#### [Set task]
Determine the count of lines holding the string "recent". Return only the number.
++++
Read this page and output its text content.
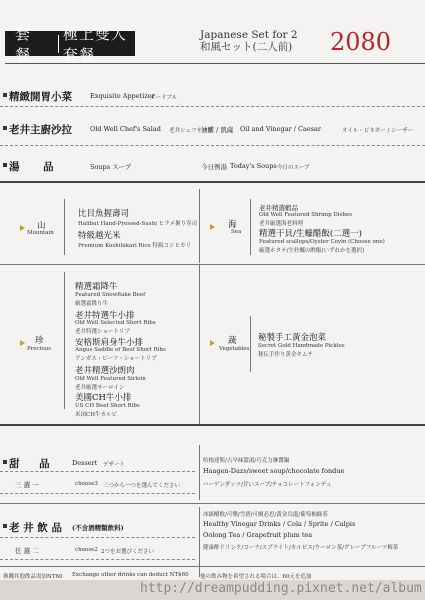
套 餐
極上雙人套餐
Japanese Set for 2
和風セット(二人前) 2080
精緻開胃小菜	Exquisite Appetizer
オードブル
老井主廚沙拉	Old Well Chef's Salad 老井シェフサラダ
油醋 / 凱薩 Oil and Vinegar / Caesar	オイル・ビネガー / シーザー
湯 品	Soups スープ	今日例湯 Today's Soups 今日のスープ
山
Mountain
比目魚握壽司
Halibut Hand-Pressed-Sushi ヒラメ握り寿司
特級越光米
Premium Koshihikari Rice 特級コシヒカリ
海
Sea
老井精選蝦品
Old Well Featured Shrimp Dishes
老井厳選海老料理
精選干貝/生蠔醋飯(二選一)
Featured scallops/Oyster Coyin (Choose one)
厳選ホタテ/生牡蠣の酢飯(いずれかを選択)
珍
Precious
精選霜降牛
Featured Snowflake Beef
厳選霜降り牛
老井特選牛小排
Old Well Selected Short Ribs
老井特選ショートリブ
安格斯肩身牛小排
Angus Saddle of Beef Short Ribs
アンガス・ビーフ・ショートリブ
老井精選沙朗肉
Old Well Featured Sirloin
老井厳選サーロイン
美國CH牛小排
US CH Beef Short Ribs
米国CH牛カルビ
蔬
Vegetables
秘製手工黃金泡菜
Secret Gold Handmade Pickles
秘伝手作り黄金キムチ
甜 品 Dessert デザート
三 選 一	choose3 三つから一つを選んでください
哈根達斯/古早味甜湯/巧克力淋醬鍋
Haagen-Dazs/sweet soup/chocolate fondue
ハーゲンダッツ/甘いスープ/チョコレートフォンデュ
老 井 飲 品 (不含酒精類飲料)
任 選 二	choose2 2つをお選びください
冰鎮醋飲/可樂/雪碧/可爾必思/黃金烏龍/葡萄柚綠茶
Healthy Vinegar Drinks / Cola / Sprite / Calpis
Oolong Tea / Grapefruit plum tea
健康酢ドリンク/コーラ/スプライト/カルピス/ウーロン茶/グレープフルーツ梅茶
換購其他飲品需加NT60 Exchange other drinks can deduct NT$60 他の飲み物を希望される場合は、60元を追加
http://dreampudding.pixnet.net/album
++++
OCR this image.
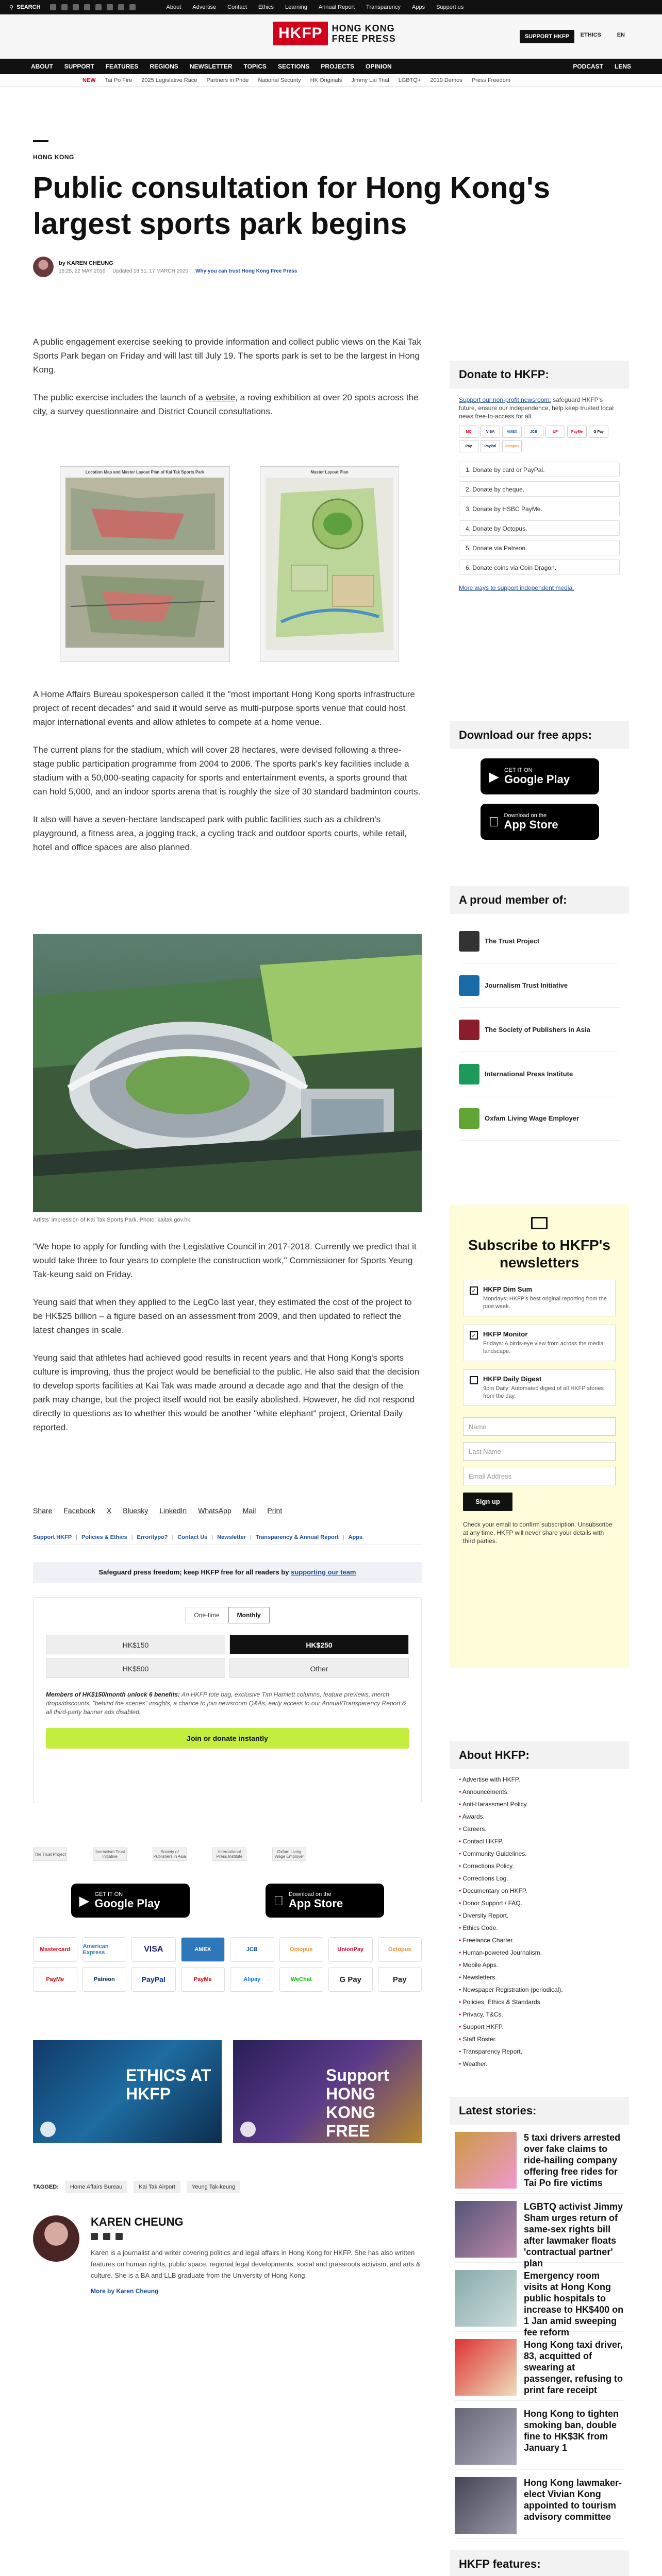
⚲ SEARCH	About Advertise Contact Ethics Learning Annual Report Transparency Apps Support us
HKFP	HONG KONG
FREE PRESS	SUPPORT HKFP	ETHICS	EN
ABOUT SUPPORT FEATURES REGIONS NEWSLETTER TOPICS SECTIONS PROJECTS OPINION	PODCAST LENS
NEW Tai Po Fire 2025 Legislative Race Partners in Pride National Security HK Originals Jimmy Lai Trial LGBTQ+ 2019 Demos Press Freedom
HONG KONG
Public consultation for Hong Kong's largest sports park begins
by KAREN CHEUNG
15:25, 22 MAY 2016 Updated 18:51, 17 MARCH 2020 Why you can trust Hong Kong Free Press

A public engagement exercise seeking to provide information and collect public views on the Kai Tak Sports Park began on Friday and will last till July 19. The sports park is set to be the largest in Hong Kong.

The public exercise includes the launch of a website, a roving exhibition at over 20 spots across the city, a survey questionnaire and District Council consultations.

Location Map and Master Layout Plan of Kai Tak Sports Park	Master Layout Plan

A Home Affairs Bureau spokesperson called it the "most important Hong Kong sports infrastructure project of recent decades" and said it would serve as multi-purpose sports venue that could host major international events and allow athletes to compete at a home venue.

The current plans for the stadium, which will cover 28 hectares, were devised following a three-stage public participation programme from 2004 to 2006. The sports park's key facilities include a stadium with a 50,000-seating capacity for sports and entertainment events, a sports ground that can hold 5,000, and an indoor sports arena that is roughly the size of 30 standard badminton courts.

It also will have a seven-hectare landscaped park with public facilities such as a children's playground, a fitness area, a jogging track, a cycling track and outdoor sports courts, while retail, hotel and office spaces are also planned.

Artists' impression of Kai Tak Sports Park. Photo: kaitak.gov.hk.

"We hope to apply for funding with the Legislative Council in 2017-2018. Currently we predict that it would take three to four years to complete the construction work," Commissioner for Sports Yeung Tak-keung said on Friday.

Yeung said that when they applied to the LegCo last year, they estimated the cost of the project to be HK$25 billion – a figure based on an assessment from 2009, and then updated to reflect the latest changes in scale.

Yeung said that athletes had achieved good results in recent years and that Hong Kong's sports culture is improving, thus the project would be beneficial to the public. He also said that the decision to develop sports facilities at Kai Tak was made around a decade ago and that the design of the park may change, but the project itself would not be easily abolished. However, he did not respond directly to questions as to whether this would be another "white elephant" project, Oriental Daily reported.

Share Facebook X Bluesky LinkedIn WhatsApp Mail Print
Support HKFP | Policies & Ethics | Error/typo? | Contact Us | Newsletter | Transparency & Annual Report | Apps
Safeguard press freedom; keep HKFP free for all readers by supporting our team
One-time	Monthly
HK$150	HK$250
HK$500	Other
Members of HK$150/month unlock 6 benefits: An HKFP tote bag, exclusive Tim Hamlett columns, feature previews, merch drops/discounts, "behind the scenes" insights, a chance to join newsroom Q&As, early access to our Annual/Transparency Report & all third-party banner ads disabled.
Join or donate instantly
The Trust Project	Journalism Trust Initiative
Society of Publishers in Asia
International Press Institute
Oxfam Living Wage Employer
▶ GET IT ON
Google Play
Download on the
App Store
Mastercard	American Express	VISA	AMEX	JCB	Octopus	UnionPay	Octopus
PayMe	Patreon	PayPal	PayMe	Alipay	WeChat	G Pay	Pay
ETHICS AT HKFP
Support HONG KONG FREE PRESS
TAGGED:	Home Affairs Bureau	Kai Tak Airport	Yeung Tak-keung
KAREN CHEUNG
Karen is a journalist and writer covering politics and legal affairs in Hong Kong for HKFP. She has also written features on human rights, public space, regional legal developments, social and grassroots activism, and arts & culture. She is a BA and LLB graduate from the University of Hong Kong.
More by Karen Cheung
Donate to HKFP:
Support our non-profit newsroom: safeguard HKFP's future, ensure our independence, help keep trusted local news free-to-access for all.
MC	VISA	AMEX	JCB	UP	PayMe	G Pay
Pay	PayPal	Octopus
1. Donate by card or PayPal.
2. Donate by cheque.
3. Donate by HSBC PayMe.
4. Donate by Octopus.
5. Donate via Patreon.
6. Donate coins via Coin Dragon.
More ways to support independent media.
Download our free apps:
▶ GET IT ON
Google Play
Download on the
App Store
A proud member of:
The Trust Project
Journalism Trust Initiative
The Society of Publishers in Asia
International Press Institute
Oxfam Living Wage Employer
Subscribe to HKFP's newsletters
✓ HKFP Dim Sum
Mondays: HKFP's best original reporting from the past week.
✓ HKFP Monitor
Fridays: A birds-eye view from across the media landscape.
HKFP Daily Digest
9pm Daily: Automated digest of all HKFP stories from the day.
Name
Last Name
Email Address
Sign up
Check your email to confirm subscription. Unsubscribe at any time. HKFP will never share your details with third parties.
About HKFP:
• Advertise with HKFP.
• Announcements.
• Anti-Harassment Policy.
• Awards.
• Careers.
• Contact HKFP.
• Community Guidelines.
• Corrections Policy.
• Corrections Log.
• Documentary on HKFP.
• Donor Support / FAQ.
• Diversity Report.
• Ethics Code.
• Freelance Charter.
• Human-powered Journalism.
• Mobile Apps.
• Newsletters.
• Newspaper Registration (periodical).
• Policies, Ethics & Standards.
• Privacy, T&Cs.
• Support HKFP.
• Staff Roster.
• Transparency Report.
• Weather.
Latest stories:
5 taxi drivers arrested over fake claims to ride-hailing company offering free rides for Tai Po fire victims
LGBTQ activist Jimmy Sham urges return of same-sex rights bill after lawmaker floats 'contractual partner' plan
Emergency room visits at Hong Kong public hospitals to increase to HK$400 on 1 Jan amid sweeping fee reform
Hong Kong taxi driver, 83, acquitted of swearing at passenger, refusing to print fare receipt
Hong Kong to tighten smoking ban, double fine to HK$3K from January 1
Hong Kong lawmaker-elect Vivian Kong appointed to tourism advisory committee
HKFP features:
++++
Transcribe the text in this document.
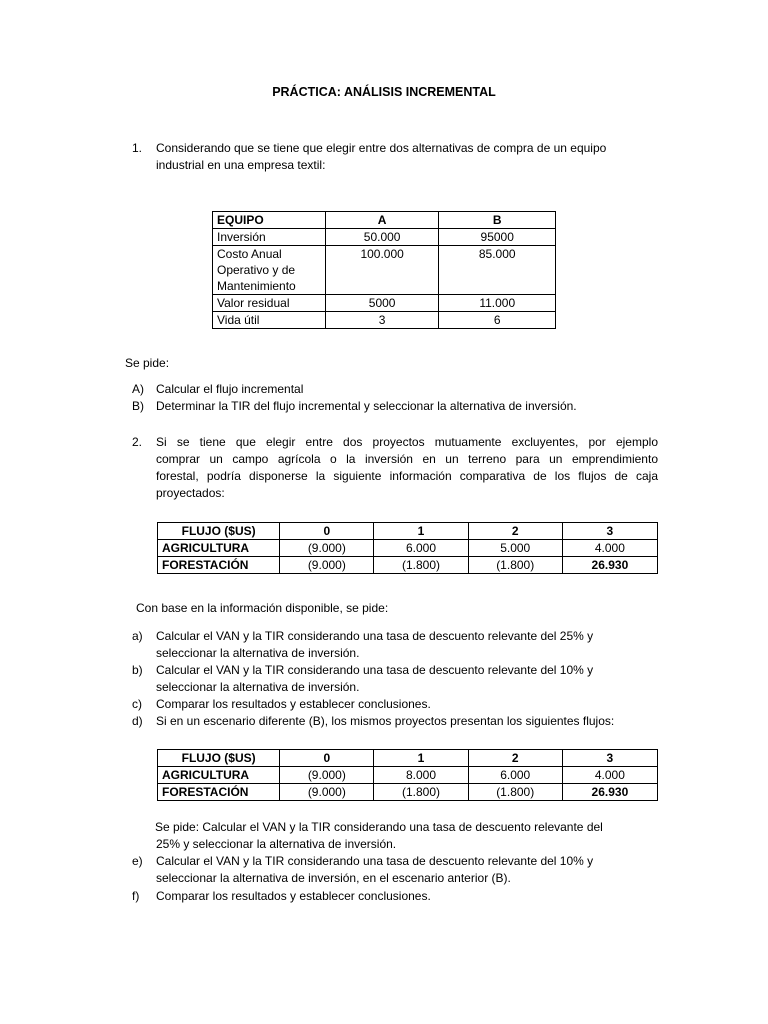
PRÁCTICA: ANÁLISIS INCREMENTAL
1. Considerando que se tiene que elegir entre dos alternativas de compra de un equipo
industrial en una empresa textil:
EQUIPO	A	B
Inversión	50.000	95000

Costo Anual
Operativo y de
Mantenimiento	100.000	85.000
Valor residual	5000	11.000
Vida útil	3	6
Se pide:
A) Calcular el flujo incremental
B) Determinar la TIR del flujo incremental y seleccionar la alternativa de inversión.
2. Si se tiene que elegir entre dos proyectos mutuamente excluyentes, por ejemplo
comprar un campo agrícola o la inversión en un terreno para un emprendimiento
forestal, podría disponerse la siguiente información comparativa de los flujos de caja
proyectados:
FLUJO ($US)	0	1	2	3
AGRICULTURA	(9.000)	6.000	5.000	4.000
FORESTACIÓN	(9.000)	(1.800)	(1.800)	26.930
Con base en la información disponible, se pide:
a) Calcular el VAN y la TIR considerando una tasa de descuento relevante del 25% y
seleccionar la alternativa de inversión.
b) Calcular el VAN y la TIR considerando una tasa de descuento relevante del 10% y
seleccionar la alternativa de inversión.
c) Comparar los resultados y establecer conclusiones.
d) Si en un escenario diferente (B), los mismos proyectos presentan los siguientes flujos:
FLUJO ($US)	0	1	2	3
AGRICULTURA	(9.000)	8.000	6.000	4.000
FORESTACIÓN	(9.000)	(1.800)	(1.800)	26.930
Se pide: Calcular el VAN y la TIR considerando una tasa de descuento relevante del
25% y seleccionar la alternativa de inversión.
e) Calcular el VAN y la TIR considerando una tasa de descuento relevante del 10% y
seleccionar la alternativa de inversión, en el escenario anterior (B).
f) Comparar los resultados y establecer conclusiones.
++++
#### [Solution to the exercise]
2